Rows from a dataset
--- BEGIN ---
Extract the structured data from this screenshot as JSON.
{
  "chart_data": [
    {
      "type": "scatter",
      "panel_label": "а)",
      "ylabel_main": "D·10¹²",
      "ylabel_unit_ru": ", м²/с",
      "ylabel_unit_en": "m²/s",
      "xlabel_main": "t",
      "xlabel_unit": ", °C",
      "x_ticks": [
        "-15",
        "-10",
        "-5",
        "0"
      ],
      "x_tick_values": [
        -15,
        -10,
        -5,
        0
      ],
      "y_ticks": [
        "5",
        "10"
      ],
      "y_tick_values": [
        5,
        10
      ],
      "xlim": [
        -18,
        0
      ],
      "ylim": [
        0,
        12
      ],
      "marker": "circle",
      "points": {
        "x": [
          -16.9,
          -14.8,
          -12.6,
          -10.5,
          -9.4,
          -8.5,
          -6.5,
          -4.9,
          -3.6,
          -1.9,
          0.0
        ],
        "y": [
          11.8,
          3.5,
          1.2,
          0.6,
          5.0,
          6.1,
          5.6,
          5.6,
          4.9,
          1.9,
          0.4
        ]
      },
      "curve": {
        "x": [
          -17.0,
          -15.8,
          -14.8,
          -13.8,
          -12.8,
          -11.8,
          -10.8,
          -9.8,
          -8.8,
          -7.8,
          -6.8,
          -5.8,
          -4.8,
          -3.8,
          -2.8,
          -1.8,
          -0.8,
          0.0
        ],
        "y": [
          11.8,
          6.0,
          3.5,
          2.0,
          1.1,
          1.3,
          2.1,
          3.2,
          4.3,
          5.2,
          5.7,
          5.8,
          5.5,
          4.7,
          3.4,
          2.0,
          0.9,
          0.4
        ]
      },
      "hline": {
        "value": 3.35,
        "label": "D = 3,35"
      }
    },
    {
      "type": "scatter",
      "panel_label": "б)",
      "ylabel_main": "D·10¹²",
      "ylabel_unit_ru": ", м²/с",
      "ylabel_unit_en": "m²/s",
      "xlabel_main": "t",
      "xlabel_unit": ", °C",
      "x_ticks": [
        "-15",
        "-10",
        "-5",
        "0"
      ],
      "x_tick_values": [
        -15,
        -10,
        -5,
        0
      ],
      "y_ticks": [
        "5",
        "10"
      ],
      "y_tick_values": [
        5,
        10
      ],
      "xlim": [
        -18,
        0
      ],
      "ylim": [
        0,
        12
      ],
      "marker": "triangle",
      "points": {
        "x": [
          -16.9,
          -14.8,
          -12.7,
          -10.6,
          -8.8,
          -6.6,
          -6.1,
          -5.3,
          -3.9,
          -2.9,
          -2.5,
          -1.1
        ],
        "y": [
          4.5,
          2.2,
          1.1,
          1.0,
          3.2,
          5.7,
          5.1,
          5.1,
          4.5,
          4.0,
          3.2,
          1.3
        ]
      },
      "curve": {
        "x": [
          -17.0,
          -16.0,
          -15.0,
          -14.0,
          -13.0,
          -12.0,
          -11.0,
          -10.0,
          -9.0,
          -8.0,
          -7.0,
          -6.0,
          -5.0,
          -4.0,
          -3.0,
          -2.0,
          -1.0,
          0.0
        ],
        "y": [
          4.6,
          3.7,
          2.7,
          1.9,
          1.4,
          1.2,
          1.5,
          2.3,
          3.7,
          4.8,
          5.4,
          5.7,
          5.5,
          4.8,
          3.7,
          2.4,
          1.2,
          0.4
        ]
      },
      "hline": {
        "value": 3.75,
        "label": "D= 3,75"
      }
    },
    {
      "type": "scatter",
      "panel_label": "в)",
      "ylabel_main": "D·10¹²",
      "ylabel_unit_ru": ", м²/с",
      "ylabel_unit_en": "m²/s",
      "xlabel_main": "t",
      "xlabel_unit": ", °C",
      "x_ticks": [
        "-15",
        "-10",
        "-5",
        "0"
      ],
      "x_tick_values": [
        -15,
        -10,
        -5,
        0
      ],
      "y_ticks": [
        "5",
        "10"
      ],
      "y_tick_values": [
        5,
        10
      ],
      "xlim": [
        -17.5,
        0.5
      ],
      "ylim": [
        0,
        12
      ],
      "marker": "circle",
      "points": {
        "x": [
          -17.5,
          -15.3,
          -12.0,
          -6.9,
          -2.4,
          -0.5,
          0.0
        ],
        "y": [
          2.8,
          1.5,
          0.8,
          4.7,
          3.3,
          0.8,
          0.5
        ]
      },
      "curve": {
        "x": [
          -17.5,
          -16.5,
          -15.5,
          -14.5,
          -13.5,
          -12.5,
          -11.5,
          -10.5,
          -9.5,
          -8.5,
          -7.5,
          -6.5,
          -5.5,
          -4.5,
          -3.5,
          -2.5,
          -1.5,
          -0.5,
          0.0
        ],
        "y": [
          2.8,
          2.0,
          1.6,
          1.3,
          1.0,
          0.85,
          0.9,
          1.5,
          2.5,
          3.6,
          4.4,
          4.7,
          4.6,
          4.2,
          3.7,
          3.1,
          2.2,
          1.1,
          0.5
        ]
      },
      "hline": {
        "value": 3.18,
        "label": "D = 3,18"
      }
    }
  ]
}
--- END ---
(PROBLEM TO SOLVE): Set all of the records down again, exactly as they stand.

(FINISHED EXERCISE):
Extract the structured data from this screenshot as JSON.
{
  "chart_data": [
    {
      "type": "scatter",
      "panel_label": "а)",
      "ylabel_main": "D·10¹²",
      "ylabel_unit_ru": ", м²/с",
      "ylabel_unit_en": "m²/s",
      "xlabel_main": "t",
      "xlabel_unit": ", °C",
      "x_ticks": [
        "-15",
        "-10",
        "-5",
        "0"
      ],
      "x_tick_values": [
        -15,
        -10,
        -5,
        0
      ],
      "y_ticks": [
        "5",
        "10"
      ],
      "y_tick_values": [
        5,
        10
      ],
      "xlim": [
        -18,
        0
      ],
      "ylim": [
        0,
        12
      ],
      "marker": "circle",
      "points": {
        "x": [
          -16.9,
          -14.8,
          -12.6,
          -10.5,
          -9.4,
          -8.5,
          -6.5,
          -4.9,
          -3.6,
          -1.9,
          0.0
        ],
        "y": [
          11.8,
          3.5,
          1.2,
          0.6,
          5.0,
          6.1,
          5.6,
          5.6,
          4.9,
          1.9,
          0.4
        ]
      },
      "curve": {
        "x": [
          -17.0,
          -15.8,
          -14.8,
          -13.8,
          -12.8,
          -11.8,
          -10.8,
          -9.8,
          -8.8,
          -7.8,
          -6.8,
          -5.8,
          -4.8,
          -3.8,
          -2.8,
          -1.8,
          -0.8,
          0.0
        ],
        "y": [
          11.8,
          6.0,
          3.5,
          2.0,
          1.1,
          1.3,
          2.1,
          3.2,
          4.3,
          5.2,
          5.7,
          5.8,
          5.5,
          4.7,
          3.4,
          2.0,
          0.9,
          0.4
        ]
      },
      "hline": {
        "value": 3.35,
        "label": "D = 3,35"
      }
    },
    {
      "type": "scatter",
      "panel_label": "б)",
      "ylabel_main": "D·10¹²",
      "ylabel_unit_ru": ", м²/с",
      "ylabel_unit_en": "m²/s",
      "xlabel_main": "t",
      "xlabel_unit": ", °C",
      "x_ticks": [
        "-15",
        "-10",
        "-5",
        "0"
      ],
      "x_tick_values": [
        -15,
        -10,
        -5,
        0
      ],
      "y_ticks": [
        "5",
        "10"
      ],
      "y_tick_values": [
        5,
        10
      ],
      "xlim": [
        -18,
        0
      ],
      "ylim": [
        0,
        12
      ],
      "marker": "triangle",
      "points": {
        "x": [
          -16.9,
          -14.8,
          -12.7,
          -10.6,
          -8.8,
          -6.6,
          -6.1,
          -5.3,
          -3.9,
          -2.9,
          -2.5,
          -1.1
        ],
        "y": [
          4.5,
          2.2,
          1.1,
          1.0,
          3.2,
          5.7,
          5.1,
          5.1,
          4.5,
          4.0,
          3.2,
          1.3
        ]
      },
      "curve": {
        "x": [
          -17.0,
          -16.0,
          -15.0,
          -14.0,
          -13.0,
          -12.0,
          -11.0,
          -10.0,
          -9.0,
          -8.0,
          -7.0,
          -6.0,
          -5.0,
          -4.0,
          -3.0,
          -2.0,
          -1.0,
          0.0
        ],
        "y": [
          4.6,
          3.7,
          2.7,
          1.9,
          1.4,
          1.2,
          1.5,
          2.3,
          3.7,
          4.8,
          5.4,
          5.7,
          5.5,
          4.8,
          3.7,
          2.4,
          1.2,
          0.4
        ]
      },
      "hline": {
        "value": 3.75,
        "label": "D= 3,75"
      }
    },
    {
      "type": "scatter",
      "panel_label": "в)",
      "ylabel_main": "D·10¹²",
      "ylabel_unit_ru": ", м²/с",
      "ylabel_unit_en": "m²/s",
      "xlabel_main": "t",
      "xlabel_unit": ", °C",
      "x_ticks": [
        "-15",
        "-10",
        "-5",
        "0"
      ],
      "x_tick_values": [
        -15,
        -10,
        -5,
        0
      ],
      "y_ticks": [
        "5",
        "10"
      ],
      "y_tick_values": [
        5,
        10
      ],
      "xlim": [
        -17.5,
        0.5
      ],
      "ylim": [
        0,
        12
      ],
      "marker": "circle",
      "points": {
        "x": [
          -17.5,
          -15.3,
          -12.0,
          -6.9,
          -2.4,
          -0.5,
          0.0
        ],
        "y": [
          2.8,
          1.5,
          0.8,
          4.7,
          3.3,
          0.8,
          0.5
        ]
      },
      "curve": {
        "x": [
          -17.5,
          -16.5,
          -15.5,
          -14.5,
          -13.5,
          -12.5,
          -11.5,
          -10.5,
          -9.5,
          -8.5,
          -7.5,
          -6.5,
          -5.5,
          -4.5,
          -3.5,
          -2.5,
          -1.5,
          -0.5,
          0.0
        ],
        "y": [
          2.8,
          2.0,
          1.6,
          1.3,
          1.0,
          0.85,
          0.9,
          1.5,
          2.5,
          3.6,
          4.4,
          4.7,
          4.6,
          4.2,
          3.7,
          3.1,
          2.2,
          1.1,
          0.5
        ]
      },
      "hline": {
        "value": 3.18,
        "label": "D = 3,18"
      }
    }
  ]
}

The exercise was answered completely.